> [TRECHO APRESENTADO]
——
5. A realidade do país quanto ao acesso do negro à universidade melhorou muito nos últimos anos, o que contribui para que os dados atuais de acesso a emprego e carreira no mercado de trabalho sejam inaceitáveis. A educação é um fator determinante para o sucesso no mundo do trabalho. Segundo o IBGE, na Síntese dos Indicadores Sociais 2012, o acesso ao nível superior “cresceu de 27,0% para 51,3%, entre 2001–2011, sendo que, entre os estudantes negros ou pardos nessa faixa etária3, a proporção cresceu de 10,2% para 35,8%”.4 Com um número três vezes maior de negros em relação a 2001, é intolerável que os dados do mercado de trabalho não revelem o aproveitamento dessa oferta de trabalhadores qualificados, demonstrando que há outros fatores interferindo nas escolhas das empresas. Portanto, a educação sozinha, sem ações afirmativas por parte do mercado de trabalho, não tem sido capaz de promover para os negros a mesma ascensão e benefícios dos que não são negros.

6. No âmbito das empresas, as ações afirmativas precisam adquirir maior amplitude e efetividade. São tímidas em relação à promoção da igualdade racial e, diante de tamanho desafio, precisam ser avaliadas para que se identifiquem problemas e se ganhe maior efetividade. É preciso ampliar os espaços de reflexão sobre o tema no próprio movimento de responsabilidade social empresarial. Dentro das empresas, é preciso maior envolvimento da alta liderança, com programas mais robustos em termos de beneficiados, estratégias e recursos.

7. É preciso enfrentar conceitos que persistem e que não têm ajudado as empresas a sair da situação atual. Existe a ideia de que no Brasil não há racismo, que “o problema é social e não racial”, entre outras abordagens que apenas reforçam a certeza sobre a presença exuberante do racismo, criando impactos negativos na gestão empresarial.

8. Para garantir melhores resultados, é preciso ampliar significativamente o número de ações afirmativas nas empresas, sobretudo nas maiores. Elas têm uma influência na cadeia de valor que permeia todo o mercado de trabalho, mas é importante frisar que também precisam aprender com as pequenas e médias empresas, cujos dados sobre inclusão do negro seguem outros padrões de comportamento.

9. As empresas devem explicitar que as ações afirmativas se devem aos impactos negativos causados pelo racismo na sociedade e visam corrigir os problemas, reaproximar a organização do segmento negro e reparar o prejuízo que têm com a ausência deste, uma vez que operam seus negócios numa sociedade em que a maioria da população se autodeclara negra. São argumentos racionais, dentro da lógica empresarial, que também compreendem a linguagem dos valores e da necessária sintonia com a identidade organizacional, além do compromisso para com o desenvolvimento sustentável. Impactos negativos na reputação têm custado caro a muitas empresas, que podem não aparecer no Índice Dow Jones de Sustentabilidade (DJSI), no Índice de Sustentabilidade Empresarial (ISE) BM&F Bovespa ou no Guia Você S/A-Exame das Melhores Empresas para Você Trabalhar, por exemplo.
——
> [REGISTROS ARMAZENADOS]
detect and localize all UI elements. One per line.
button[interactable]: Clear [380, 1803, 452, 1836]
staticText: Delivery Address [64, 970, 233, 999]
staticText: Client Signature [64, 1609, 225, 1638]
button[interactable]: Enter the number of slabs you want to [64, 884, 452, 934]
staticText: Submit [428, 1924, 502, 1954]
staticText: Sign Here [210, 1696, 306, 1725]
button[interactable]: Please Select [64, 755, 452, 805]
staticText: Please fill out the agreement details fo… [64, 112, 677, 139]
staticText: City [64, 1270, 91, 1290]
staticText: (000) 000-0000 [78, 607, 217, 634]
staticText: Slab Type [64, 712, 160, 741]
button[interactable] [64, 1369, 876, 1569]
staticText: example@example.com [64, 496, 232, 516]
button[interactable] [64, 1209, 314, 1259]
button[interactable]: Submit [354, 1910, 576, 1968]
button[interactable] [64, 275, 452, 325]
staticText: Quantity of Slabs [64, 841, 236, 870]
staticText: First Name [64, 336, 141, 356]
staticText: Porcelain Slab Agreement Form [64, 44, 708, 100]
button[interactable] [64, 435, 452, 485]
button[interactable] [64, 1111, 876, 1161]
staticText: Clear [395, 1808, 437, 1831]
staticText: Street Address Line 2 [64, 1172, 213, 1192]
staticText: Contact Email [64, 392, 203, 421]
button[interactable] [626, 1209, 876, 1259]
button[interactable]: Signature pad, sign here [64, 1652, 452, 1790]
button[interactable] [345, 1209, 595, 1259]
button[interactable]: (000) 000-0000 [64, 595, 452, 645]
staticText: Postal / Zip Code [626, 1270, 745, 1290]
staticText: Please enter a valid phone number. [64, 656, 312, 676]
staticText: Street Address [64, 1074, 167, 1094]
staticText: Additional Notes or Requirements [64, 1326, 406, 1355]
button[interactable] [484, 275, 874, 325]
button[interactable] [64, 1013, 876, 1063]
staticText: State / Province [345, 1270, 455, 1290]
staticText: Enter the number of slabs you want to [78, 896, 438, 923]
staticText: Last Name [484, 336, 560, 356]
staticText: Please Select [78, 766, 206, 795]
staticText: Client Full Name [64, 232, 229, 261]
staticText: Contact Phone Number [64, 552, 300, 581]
——
> [PROBLEMAS]
[1] Duplique o trecho do texto sobre ações afirmativas que começa em "6. No âmbito" e termina em "na gestão empresarial.".
[2] De acordo com o texto sobre ações afirmativas, por que é importante ampliar o número dessas ações sobretudo nas maiores empresas?
[3] Retome o texto sobre ações afirmativas a partir do ponto em que ele para.
Não é preciso consultar os registros.

> [RESPOSTAS ÀS TAREFAS]
[1]
6. No âmbito das empresas, as ações afirmativas precisam adquirir maior amplitude e efetividade. São tímidas em relação à promoção da igualdade racial e, diante de tamanho desafio, precisam ser avaliadas para que se identifiquem problemas e se ganhe maior efetividade. É preciso ampliar os espaços de reflexão sobre o tema no próprio movimento de responsabilidade social empresarial. Dentro das empresas, é preciso maior envolvimento da alta liderança, com programas mais robustos em termos de beneficiados, estratégias e recursos.

7. É preciso enfrentar conceitos que persistem e que não têm ajudado as empresas a sair da situação atual. Existe a ideia de que no Brasil não há racismo, que “o problema é social e não racial”, entre outras abordagens que apenas reforçam a certeza sobre a presença exuberante do racismo, criando impactos negativos na gestão empresarial.

[2] As maiores empresas têm uma influência na cadeia de valor que permeia todo o mercado de trabalho. Por isso, ampliar significativamente as ações afirmativas nelas é apontado como forma de garantir melhores resultados.

[3]
10. É preciso evitar discursos que, usando como justificativa as deficiências de formação da população negra, apenas fortalecem o racismo. Também a empresa tem “deficiências de formação” quando não sabe identificar qualidades naquilo que é diferente dos brancos e quando se afasta de mais de 50% da população, gerando alto impacto negativo na constituição de suas equipes, no acesso a talentos, nos negócios com a nova classe média e em outros espaços com maior presença da população negra. As ações afirmativas existem para corrigir um problema na sociedade e na organização e para acelerar resultados na promoção da equidade, retirando barreiras que impedem a empresa de acessar seus talentos por causa do racismo, e não apenas da falta de qualificação profissional dos negros. Todos os brancos, majoritariamente presentes nas empresas e nos cargos de liderança, são tão mais qualificados que os negros ou há maior tolerância com a qualidade de sua formação educacional e profissional?

11. Nossas empresas são brancas (no número de trabalhadores e líderes), branqueadas (nos rituais) e branquejantes (na pressão para que todos sejam brancos), com estruturas, sistemas e processos que refletem o nível de influência do racismo nas práticas de gestão. Logo, é importante haver uma revisão, a fim de que a composição das equipes, a comunicação com seus diferentes públicos, os produtos, serviços e demais práticas que interessam à sobrevivência da empresa no mercado sejam tão brancos quanto não brancos.

12. Ações afirmativas que não se apresentam como meio de enfrentamento do racismo e que evitam essa palavra, postura e práticas antirracistas são equivocadas. Um dos fatores que podem contribuir para os tímidos resultados observados no mercado de trabalho é que há empresas que se recusam a falar do racismo e a enfrentá-lo. Entendem que basta oferecer oportunidades por meio de alguns programas para resolver o problema. Essas ações precisam ser acompanhadas de um entendimento da questão das relações raciais no país, da questão do racismo, de suas formas de expressão no ambiente de trabalho, da relação com diferentes públicos.

13. É preciso conhecer melhor a legislação do país e as possibilidades de gestão da questão racial por parte das empresas, perguntando aos candidatos à vaga sobre seu pertencimento étnico-racial, por exemplo. A autodeclaração é uma ferramenta para essa gestão, apesar de seus limites, mas ainda há empresas que rejeitam o cumprimento da legislação, como a que trata do Relatório Anual de Informações Sociais (Rais), do Ministério do Trabalho e Emprego. É de interesse legítimo da sociedade que as empresas gerenciem as informações sobre sua demografia interna em relação a raça ou cor.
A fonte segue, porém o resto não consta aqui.